───── Provided material

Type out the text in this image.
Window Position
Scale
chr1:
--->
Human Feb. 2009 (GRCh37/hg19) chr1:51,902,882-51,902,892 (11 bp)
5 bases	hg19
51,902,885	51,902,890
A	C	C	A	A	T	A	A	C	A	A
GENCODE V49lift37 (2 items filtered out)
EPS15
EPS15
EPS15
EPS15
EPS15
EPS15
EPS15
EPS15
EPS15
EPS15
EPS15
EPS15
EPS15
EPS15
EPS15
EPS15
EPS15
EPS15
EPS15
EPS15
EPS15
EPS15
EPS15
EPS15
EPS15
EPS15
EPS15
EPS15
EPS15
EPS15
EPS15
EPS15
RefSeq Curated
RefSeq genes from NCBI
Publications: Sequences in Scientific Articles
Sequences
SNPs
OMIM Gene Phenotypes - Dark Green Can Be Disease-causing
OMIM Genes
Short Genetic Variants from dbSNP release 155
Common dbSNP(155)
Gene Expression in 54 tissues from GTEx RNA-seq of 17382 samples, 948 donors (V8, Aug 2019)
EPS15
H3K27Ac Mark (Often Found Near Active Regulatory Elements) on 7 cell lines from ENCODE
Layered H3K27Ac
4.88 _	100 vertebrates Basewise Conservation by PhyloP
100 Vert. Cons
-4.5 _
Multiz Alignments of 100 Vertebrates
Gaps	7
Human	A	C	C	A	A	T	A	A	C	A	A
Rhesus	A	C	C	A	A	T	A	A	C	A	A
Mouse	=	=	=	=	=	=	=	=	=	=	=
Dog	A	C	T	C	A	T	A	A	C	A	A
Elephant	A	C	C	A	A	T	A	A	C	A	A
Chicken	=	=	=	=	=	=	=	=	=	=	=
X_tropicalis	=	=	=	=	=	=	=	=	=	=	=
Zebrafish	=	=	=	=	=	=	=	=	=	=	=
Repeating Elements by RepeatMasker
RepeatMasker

──────────

* [What to work on] Only the lines containing the word "OMIM" should be returned from the data above.

* [Solution for this problem]
OMIM Gene Phenotypes - Dark Green Can Be Disease-causing
OMIM Genes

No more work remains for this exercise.